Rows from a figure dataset
## start
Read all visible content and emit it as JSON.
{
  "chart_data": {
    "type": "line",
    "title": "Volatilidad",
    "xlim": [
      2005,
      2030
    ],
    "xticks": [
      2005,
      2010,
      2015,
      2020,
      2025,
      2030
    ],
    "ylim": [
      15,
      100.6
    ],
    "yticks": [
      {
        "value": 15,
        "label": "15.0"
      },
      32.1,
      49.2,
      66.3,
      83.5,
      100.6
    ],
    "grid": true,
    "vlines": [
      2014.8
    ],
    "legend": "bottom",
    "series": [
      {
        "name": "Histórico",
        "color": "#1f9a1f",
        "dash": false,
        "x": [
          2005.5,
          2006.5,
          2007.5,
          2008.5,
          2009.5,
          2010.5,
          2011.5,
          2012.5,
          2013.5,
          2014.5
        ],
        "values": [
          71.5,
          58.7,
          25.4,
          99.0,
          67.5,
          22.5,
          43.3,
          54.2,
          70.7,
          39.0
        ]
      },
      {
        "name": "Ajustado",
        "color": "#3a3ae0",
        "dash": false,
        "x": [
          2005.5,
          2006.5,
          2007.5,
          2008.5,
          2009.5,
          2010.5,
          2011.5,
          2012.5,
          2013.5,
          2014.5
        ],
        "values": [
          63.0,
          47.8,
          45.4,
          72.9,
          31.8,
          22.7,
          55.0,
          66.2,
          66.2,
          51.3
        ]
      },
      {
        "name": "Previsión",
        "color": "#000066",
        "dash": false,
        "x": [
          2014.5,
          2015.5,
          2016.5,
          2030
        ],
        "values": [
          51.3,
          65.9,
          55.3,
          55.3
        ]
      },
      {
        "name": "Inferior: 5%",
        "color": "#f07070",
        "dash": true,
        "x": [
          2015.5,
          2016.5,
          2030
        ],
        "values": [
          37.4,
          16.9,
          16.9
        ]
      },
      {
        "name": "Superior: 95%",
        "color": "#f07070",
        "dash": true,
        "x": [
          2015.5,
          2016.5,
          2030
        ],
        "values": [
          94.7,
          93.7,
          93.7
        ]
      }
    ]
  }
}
## end
Objective: Give back all the data exactly as written.

Result:
Read all visible content and emit it as JSON.
{
  "chart_data": {
    "type": "line",
    "title": "Volatilidad",
    "xlim": [
      2005,
      2030
    ],
    "xticks": [
      2005,
      2010,
      2015,
      2020,
      2025,
      2030
    ],
    "ylim": [
      15,
      100.6
    ],
    "yticks": [
      {
        "value": 15,
        "label": "15.0"
      },
      32.1,
      49.2,
      66.3,
      83.5,
      100.6
    ],
    "grid": true,
    "vlines": [
      2014.8
    ],
    "legend": "bottom",
    "series": [
      {
        "name": "Histórico",
        "color": "#1f9a1f",
        "dash": false,
        "x": [
          2005.5,
          2006.5,
          2007.5,
          2008.5,
          2009.5,
          2010.5,
          2011.5,
          2012.5,
          2013.5,
          2014.5
        ],
        "values": [
          71.5,
          58.7,
          25.4,
          99.0,
          67.5,
          22.5,
          43.3,
          54.2,
          70.7,
          39.0
        ]
      },
      {
        "name": "Ajustado",
        "color": "#3a3ae0",
        "dash": false,
        "x": [
          2005.5,
          2006.5,
          2007.5,
          2008.5,
          2009.5,
          2010.5,
          2011.5,
          2012.5,
          2013.5,
          2014.5
        ],
        "values": [
          63.0,
          47.8,
          45.4,
          72.9,
          31.8,
          22.7,
          55.0,
          66.2,
          66.2,
          51.3
        ]
      },
      {
        "name": "Previsión",
        "color": "#000066",
        "dash": false,
        "x": [
          2014.5,
          2015.5,
          2016.5,
          2030
        ],
        "values": [
          51.3,
          65.9,
          55.3,
          55.3
        ]
      },
      {
        "name": "Inferior: 5%",
        "color": "#f07070",
        "dash": true,
        "x": [
          2015.5,
          2016.5,
          2030
        ],
        "values": [
          37.4,
          16.9,
          16.9
        ]
      },
      {
        "name": "Superior: 95%",
        "color": "#f07070",
        "dash": true,
        "x": [
          2015.5,
          2016.5,
          2030
        ],
        "values": [
          94.7,
          93.7,
          93.7
        ]
      }
    ]
  }
}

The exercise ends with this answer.